## Exercises
• a. Quote word for word the stretch from "In creating this" through "and financial cost." in the piece on Scotland's Coalition for Healthier Pregnancies, Better Lives.
• b. Pick up the piece urging VHS members to join Scotland's Coalition for Healthier Pregnancies, Better Lives after its final sentence, and write what comes next.

## Selected extract
Why should a VHS member become a partner in Scotland’s Coalition for Healthier Pregnancies, Better Lives?
It would be easy to ignore or dismiss the invitation from the Queen’s Nursing Institute Scotland to join this emerging coalition. After all, your organisation’s ‘to do’ list is already full. Your budget already over-stretched. Preconception health, education and care, and Fetal Alcohol Spectrum Disorder (FASD) might not be among your priorities.
The poster prepared for the 2021 VHS Annual Conference offers an overview of the issues being addressed by this new initiative from QNIS, a 132-year-old charity championing the role of community nursing in achieving a fairer, kinder, greener Scotland.
In creating this Coalition, QNIS is stepping out a bit from our established remit (and our comfort zone). We are asking VHS member organisations to do the same.
- Prevention matters. Our society tends to wait until harm occurs and then rush in to help: https://www.holyrood.com/comment/view,prevention-means-never-having-to-say-youre-sorry_7227.htm ‘After the fact’ remedies will continue to be necessary but keeping problems from happening in the first place is a better place to start. . 2021 is the 10th anniversary of the Christie Commission, which revealed 40% of Scotland’s public expenditure was to ‘clean up messes that could have been prevented’ at a much lower human and financial cost.
Scotland’s Coalition for Healthier Pregnancies, Better Lives will focus on actions that avoid adversity and advance wellbeing. As a partner in this Coalition, your organisation will become part of a movement encouraging a societal shift toward primary prevention.
- We share common ground. Very few members of Voluntary Health Scotland have FASD or preconception health, education and care in their programmes of work. But many are still affected by the adverse consequences caused by these ‘blind spots’.
To cite just one example, the Scottish Government estimates that 172,000 children, young people and adults are living with FASD. More than 99% of them have never been formally diagnosed or properly supported. The lack of recognition and response results in those affected becoming ‘troubled and in trouble’ to a greater extent than those without this lifelong neurodevelopmental condition. The ‘secondary adversities’ encountered as a result of FASD include problems all-too-familiar to VHS member organisations: adverse childhood experiences, school failure, being bullied, unemployment, repeated low-level criminal offences, substance misuse, homelessness, mental health concerns, poverty and increased vulnerability to other chronic health conditions.

## Dataset entries
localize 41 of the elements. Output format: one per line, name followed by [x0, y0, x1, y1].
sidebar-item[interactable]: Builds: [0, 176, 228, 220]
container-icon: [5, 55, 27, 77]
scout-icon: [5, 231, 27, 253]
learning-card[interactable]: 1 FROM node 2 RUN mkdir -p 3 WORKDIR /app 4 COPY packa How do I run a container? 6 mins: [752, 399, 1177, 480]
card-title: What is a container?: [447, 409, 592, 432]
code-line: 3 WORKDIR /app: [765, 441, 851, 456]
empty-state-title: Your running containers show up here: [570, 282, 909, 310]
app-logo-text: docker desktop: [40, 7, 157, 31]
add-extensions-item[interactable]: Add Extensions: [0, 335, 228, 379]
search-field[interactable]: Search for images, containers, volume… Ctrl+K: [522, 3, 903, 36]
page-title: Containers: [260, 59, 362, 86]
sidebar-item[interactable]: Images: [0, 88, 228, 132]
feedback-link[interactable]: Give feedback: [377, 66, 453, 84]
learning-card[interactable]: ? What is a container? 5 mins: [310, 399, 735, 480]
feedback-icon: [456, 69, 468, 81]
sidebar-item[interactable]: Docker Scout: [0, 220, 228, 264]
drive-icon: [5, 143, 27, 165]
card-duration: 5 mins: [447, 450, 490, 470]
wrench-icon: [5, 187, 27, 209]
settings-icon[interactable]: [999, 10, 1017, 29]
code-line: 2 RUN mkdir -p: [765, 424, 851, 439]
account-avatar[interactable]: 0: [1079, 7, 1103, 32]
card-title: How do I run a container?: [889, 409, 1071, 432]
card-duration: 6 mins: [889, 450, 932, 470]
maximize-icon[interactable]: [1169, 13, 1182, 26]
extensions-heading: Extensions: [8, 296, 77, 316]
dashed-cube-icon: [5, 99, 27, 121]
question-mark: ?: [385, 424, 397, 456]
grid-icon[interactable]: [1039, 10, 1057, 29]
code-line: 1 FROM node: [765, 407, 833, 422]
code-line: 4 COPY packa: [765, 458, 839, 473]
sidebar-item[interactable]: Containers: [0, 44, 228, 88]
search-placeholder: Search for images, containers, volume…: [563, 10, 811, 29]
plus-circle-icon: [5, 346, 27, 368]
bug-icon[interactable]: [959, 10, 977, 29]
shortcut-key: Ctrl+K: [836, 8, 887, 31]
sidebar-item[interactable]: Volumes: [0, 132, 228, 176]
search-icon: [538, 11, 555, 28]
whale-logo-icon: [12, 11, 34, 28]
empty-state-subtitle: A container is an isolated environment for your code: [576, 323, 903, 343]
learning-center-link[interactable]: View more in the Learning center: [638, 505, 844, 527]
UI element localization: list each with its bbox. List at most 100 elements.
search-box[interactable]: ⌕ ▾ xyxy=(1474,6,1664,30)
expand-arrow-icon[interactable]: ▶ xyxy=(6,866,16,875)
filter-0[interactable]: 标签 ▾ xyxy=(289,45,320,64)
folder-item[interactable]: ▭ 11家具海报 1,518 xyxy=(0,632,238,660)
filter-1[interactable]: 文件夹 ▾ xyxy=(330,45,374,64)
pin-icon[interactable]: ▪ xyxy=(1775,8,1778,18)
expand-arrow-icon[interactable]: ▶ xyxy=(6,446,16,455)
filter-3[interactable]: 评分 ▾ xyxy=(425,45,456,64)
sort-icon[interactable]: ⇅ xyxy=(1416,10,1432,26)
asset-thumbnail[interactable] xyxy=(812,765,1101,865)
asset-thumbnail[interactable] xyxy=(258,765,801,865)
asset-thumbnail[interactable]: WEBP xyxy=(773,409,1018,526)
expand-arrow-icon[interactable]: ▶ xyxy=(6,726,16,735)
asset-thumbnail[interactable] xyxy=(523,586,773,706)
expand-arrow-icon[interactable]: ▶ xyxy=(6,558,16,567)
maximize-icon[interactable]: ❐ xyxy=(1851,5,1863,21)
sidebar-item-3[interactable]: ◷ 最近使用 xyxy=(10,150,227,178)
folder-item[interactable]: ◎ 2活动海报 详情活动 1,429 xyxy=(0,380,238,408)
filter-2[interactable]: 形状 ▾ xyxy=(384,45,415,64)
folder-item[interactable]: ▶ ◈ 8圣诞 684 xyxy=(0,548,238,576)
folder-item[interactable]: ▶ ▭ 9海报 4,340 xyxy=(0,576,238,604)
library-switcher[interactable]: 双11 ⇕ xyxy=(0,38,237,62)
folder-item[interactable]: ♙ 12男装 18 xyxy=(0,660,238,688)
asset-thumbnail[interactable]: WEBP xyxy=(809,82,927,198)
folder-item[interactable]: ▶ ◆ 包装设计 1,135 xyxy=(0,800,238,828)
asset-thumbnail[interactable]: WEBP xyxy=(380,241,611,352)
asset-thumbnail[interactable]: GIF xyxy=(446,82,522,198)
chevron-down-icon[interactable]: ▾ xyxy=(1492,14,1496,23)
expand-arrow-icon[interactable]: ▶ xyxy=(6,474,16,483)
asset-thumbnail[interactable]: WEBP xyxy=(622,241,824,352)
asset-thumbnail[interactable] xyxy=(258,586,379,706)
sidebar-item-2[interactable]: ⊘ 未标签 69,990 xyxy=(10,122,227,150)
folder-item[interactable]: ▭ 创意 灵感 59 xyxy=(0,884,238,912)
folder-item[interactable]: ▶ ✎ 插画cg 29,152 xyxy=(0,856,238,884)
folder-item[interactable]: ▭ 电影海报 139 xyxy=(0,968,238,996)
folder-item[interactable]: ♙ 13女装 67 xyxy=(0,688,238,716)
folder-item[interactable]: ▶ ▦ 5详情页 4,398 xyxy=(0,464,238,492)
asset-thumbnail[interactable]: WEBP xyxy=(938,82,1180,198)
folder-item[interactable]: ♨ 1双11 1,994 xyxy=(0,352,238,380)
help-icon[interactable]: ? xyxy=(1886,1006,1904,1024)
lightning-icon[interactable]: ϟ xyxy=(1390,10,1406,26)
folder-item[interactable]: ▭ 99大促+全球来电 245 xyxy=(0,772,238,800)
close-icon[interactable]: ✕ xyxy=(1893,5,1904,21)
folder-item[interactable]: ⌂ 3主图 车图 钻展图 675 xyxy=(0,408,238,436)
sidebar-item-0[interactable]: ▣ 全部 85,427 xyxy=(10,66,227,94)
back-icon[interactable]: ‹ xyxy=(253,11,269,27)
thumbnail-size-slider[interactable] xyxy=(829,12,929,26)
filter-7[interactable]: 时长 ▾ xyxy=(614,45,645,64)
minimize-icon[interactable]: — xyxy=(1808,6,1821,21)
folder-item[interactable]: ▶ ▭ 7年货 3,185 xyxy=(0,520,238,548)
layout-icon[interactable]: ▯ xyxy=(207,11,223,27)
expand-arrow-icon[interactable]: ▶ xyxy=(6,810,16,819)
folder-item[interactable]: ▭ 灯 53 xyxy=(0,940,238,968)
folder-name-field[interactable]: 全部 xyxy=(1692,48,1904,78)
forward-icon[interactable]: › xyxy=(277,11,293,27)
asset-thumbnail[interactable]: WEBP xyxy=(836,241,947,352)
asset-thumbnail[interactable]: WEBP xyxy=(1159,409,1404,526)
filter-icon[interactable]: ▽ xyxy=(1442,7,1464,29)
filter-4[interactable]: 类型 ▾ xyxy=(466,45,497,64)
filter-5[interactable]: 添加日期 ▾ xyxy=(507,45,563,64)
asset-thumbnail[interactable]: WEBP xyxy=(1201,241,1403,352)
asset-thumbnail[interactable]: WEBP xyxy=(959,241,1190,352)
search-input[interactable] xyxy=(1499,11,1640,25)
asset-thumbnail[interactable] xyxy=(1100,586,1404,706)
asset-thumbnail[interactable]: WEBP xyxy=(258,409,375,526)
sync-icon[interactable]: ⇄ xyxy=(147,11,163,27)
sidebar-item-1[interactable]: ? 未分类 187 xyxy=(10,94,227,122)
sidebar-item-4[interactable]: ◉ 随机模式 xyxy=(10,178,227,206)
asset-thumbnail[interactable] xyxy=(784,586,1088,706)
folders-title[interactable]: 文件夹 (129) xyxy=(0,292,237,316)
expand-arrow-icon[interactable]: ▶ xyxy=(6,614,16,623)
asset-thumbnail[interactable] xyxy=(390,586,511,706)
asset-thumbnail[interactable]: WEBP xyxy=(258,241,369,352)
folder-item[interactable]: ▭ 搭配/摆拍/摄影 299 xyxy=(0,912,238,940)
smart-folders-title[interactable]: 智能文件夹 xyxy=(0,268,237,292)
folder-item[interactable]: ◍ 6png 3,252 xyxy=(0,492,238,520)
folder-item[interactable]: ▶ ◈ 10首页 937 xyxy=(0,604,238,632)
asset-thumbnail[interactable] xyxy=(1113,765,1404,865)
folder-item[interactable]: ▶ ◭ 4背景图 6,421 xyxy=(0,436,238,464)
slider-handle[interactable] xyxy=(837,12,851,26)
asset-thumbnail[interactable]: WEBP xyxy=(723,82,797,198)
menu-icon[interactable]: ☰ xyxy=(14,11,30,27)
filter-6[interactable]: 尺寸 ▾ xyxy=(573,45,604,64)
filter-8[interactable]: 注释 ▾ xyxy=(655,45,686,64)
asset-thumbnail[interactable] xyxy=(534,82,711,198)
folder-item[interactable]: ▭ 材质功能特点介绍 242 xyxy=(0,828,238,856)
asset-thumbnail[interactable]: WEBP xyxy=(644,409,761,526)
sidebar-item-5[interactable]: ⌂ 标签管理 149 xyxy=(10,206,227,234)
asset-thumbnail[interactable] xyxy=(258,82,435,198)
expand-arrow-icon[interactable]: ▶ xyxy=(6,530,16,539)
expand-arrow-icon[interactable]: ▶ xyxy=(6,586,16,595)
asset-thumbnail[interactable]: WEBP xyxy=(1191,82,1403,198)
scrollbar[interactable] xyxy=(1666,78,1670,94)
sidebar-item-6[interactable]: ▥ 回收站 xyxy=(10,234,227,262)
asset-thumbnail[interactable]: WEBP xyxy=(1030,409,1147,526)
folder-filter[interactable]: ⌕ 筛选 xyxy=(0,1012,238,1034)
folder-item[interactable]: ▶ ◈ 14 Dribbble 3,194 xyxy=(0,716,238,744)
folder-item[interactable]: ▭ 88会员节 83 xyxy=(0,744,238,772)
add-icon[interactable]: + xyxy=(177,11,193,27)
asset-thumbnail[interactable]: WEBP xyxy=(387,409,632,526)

## Results of the tasks
• a.
In creating this Coalition, QNIS is stepping out a bit from our established remit (and our comfort zone). We are asking VHS member organisations to do the same.
- Prevention matters. Our society tends to wait until harm occurs and then rush in to help: https://www.holyrood.com/comment/view,prevention-means-never-having-to-say-youre-sorry_7227.htm ‘After the fact’ remedies will continue to be necessary but keeping problems from happening in the first place is a better place to start. . 2021 is the 10th anniversary of the Christie Commission, which revealed 40% of Scotland’s public expenditure was to ‘clean up messes that could have been prevented’ at a much lower human and financial cost.

• b.
People affected by this invisible disability/multimorbidity are likely to be among the more challenging cases your organisation is dealing with right now. When they arrive with a history of being misunderstood and mistreated, your organisation and the help you can provide are affected, too.
- We need each other. While climate change is far more dramatic and world-changing, there are similarities with the Healthier Pregnancies, Better Lives Both have been ‘under the radar’, and then ‘on the back burner’, for decades. Both have largely been ignored despite a strong, international evidence base about the reality – and urgency – of the entirely predictable problems of pretending ignorance is bliss. Both require cultural, professional and system changes, as well as specialist efforts, to safeguard and support our families, communities and societies. Both require an ‘all-hands-on-deck’ advocacy and action movement to make the positive differences upon which our collective health, wellbeing and quality of life depend.
In light of the above, QNIS hopes that other VHS member organisations will see themselves in the Healthier Pregnancies, Better Lives picture. Perhaps your ‘to do’ list, resources and priorities can accommodate this opportunity. The next step is to become a partner in this new Scottish co-produced, co-operative, co-alition. The door is wide open, and your organisation is more than welcome.